* WHAT TO PRODUCE
Without changing a character, return the entries, but not the images they hold.

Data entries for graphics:
***
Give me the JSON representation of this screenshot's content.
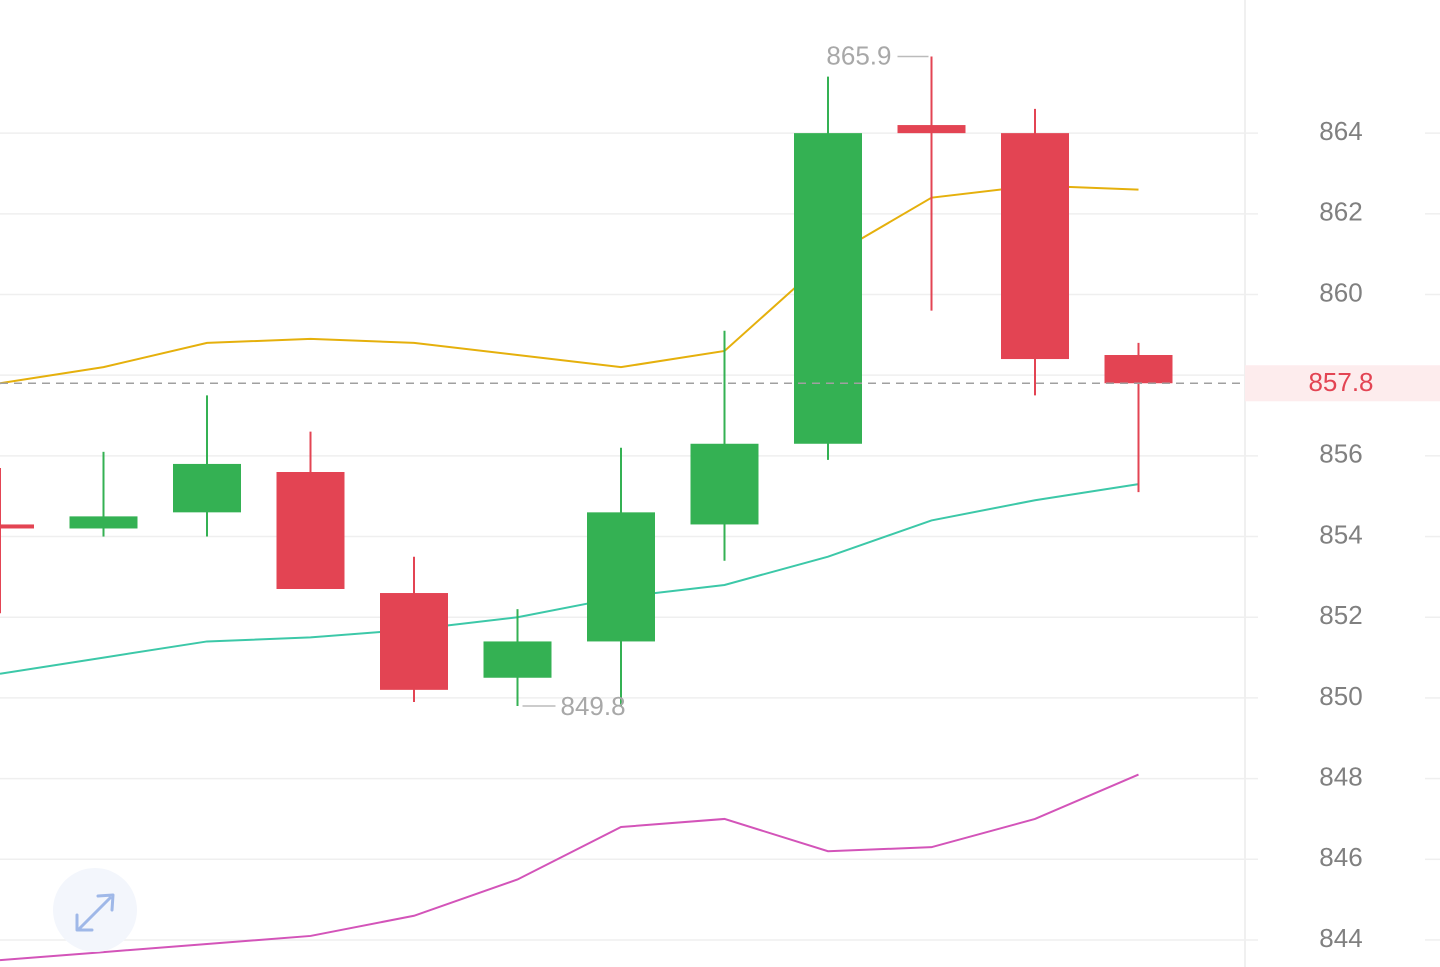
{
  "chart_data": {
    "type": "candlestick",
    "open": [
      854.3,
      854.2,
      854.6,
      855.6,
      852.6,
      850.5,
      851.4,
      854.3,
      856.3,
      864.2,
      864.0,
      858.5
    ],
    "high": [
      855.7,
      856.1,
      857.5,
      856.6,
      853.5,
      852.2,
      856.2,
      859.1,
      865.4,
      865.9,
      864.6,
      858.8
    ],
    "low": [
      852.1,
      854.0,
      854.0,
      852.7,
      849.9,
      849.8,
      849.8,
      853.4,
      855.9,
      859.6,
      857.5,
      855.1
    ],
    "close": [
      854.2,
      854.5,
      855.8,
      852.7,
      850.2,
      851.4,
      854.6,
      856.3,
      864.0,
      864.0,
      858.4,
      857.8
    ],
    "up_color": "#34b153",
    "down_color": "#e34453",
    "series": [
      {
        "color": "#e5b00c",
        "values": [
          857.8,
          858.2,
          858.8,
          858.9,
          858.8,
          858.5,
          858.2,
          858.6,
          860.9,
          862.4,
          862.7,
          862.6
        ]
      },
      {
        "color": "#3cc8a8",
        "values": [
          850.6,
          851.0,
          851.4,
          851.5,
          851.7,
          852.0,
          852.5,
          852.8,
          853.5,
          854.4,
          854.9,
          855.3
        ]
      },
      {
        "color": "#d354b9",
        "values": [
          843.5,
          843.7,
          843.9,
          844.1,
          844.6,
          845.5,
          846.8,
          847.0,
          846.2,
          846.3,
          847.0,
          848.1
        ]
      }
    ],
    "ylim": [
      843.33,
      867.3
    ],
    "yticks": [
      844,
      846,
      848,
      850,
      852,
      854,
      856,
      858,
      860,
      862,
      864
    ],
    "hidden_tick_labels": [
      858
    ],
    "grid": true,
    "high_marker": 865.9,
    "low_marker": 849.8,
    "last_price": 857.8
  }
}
***
* FULL ANSWER
Give me the JSON representation of this screenshot's content.
{
  "chart_data": {
    "type": "candlestick",
    "open": [
      854.3,
      854.2,
      854.6,
      855.6,
      852.6,
      850.5,
      851.4,
      854.3,
      856.3,
      864.2,
      864.0,
      858.5
    ],
    "high": [
      855.7,
      856.1,
      857.5,
      856.6,
      853.5,
      852.2,
      856.2,
      859.1,
      865.4,
      865.9,
      864.6,
      858.8
    ],
    "low": [
      852.1,
      854.0,
      854.0,
      852.7,
      849.9,
      849.8,
      849.8,
      853.4,
      855.9,
      859.6,
      857.5,
      855.1
    ],
    "close": [
      854.2,
      854.5,
      855.8,
      852.7,
      850.2,
      851.4,
      854.6,
      856.3,
      864.0,
      864.0,
      858.4,
      857.8
    ],
    "up_color": "#34b153",
    "down_color": "#e34453",
    "series": [
      {
        "color": "#e5b00c",
        "values": [
          857.8,
          858.2,
          858.8,
          858.9,
          858.8,
          858.5,
          858.2,
          858.6,
          860.9,
          862.4,
          862.7,
          862.6
        ]
      },
      {
        "color": "#3cc8a8",
        "values": [
          850.6,
          851.0,
          851.4,
          851.5,
          851.7,
          852.0,
          852.5,
          852.8,
          853.5,
          854.4,
          854.9,
          855.3
        ]
      },
      {
        "color": "#d354b9",
        "values": [
          843.5,
          843.7,
          843.9,
          844.1,
          844.6,
          845.5,
          846.8,
          847.0,
          846.2,
          846.3,
          847.0,
          848.1
        ]
      }
    ],
    "ylim": [
      843.33,
      867.3
    ],
    "yticks": [
      844,
      846,
      848,
      850,
      852,
      854,
      856,
      858,
      860,
      862,
      864
    ],
    "hidden_tick_labels": [
      858
    ],
    "grid": true,
    "high_marker": 865.9,
    "low_marker": 849.8,
    "last_price": 857.8
  }
}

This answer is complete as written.